Extracted records:
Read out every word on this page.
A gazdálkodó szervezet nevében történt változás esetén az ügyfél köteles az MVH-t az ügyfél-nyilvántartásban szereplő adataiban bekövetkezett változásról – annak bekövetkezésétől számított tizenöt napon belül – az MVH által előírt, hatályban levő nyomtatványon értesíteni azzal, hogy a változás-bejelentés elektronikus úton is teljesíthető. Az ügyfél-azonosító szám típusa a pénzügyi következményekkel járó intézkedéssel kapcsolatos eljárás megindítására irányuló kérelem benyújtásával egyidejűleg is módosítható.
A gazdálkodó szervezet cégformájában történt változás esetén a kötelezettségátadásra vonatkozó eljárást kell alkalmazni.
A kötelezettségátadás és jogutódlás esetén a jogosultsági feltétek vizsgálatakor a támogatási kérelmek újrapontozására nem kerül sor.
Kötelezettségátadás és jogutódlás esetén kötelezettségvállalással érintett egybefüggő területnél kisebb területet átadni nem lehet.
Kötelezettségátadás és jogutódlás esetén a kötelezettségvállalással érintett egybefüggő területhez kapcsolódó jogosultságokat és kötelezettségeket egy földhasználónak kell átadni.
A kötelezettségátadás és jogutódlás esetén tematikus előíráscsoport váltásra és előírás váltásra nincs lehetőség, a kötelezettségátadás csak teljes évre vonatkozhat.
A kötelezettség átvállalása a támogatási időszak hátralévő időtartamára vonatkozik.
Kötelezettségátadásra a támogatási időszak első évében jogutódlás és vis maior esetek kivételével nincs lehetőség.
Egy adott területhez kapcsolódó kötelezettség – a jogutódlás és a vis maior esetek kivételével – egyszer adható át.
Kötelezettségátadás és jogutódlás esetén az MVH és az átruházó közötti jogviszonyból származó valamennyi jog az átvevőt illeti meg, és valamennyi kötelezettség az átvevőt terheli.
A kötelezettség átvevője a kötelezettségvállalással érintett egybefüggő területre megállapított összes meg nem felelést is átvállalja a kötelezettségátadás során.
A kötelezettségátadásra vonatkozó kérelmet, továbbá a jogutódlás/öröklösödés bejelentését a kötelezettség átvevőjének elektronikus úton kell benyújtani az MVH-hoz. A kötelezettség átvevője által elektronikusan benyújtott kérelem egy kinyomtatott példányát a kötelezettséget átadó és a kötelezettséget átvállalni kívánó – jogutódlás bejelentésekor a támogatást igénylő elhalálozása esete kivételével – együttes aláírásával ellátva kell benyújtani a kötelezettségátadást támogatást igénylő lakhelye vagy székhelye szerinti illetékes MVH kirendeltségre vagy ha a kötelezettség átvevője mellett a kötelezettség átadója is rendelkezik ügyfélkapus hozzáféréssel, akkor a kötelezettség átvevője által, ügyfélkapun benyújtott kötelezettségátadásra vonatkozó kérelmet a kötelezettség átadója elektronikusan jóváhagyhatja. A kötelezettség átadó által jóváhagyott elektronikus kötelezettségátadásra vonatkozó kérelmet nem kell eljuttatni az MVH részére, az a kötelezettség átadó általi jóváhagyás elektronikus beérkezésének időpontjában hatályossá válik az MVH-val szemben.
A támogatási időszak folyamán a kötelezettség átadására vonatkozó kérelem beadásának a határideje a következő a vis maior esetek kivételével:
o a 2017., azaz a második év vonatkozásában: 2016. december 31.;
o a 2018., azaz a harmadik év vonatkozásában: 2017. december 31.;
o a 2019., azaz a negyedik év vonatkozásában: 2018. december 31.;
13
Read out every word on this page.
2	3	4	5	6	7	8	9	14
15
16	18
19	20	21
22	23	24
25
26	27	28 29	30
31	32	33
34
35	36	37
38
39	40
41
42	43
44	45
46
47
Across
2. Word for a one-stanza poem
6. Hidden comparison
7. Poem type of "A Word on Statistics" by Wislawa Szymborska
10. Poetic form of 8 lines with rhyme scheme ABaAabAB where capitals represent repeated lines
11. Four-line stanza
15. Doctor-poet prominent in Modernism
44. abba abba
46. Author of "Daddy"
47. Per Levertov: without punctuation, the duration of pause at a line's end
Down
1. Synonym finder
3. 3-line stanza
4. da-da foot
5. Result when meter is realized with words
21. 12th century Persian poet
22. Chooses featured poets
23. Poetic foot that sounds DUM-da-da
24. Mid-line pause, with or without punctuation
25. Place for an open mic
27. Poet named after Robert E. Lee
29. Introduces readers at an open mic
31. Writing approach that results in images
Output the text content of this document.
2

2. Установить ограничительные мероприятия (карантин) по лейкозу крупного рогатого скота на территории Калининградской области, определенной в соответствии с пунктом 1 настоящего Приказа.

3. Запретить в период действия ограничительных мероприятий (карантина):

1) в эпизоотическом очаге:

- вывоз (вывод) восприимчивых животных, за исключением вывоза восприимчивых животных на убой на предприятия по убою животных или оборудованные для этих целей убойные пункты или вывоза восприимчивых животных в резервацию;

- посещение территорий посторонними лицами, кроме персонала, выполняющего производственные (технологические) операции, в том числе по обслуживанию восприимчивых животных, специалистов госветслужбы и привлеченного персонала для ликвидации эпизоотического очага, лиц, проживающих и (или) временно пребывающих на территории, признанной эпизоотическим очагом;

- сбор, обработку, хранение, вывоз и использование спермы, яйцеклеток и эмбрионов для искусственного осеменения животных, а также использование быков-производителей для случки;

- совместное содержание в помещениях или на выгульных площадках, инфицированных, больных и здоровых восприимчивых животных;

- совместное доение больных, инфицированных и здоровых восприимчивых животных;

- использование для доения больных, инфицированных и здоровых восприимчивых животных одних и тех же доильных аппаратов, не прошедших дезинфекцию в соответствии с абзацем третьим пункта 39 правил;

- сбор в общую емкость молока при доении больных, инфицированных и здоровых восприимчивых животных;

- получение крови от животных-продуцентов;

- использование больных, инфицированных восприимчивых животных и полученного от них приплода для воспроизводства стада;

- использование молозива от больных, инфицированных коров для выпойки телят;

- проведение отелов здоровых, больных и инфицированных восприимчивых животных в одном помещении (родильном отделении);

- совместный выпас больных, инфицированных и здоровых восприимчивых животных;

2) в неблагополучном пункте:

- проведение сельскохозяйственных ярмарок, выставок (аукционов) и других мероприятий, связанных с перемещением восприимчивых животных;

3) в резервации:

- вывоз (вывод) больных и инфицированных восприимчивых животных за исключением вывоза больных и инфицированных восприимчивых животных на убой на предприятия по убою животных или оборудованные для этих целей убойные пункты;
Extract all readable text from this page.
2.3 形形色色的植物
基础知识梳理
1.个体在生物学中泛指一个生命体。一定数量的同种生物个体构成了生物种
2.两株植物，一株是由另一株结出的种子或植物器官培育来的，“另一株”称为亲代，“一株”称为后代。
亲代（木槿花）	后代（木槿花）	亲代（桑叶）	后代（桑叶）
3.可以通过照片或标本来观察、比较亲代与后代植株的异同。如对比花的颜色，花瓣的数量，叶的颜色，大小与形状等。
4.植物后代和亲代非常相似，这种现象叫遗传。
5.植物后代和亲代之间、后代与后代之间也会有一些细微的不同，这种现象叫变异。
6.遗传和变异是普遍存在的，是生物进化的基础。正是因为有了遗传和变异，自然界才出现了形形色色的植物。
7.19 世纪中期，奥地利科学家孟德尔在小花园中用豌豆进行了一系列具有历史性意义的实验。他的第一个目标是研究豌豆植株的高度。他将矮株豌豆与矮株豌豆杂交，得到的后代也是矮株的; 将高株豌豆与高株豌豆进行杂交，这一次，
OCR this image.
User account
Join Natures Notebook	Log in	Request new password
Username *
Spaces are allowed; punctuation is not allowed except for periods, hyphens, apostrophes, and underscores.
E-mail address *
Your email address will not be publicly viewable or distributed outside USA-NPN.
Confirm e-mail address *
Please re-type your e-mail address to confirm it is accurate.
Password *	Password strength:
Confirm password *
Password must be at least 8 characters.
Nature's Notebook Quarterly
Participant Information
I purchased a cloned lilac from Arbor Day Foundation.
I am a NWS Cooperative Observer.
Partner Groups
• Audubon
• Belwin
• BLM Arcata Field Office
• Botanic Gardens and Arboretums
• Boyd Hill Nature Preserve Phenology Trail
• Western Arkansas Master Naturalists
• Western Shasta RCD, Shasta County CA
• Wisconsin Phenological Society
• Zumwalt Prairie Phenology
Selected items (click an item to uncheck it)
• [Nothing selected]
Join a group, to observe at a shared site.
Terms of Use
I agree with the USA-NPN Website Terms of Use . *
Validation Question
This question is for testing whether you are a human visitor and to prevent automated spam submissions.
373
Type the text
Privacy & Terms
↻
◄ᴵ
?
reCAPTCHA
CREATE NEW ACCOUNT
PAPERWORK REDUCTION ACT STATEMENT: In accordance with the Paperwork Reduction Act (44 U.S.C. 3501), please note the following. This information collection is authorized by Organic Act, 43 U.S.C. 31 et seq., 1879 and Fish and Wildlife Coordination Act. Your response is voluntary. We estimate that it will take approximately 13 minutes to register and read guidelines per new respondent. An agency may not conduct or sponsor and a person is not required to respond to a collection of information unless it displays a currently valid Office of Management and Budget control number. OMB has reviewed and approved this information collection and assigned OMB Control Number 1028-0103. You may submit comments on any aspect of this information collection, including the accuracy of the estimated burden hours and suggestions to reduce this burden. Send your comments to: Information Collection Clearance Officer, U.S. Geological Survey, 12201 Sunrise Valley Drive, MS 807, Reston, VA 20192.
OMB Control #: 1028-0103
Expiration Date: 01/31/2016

■ **What is asked**: Show, from the listing above, each line that contains the word "azaz".

■ **Task result**:
o a 2017., azaz a második év vonatkozásában: 2016. december 31.;
o a 2018., azaz a harmadik év vonatkozásában: 2017. december 31.;
o a 2019., azaz a negyedik év vonatkozásában: 2018. december 31.;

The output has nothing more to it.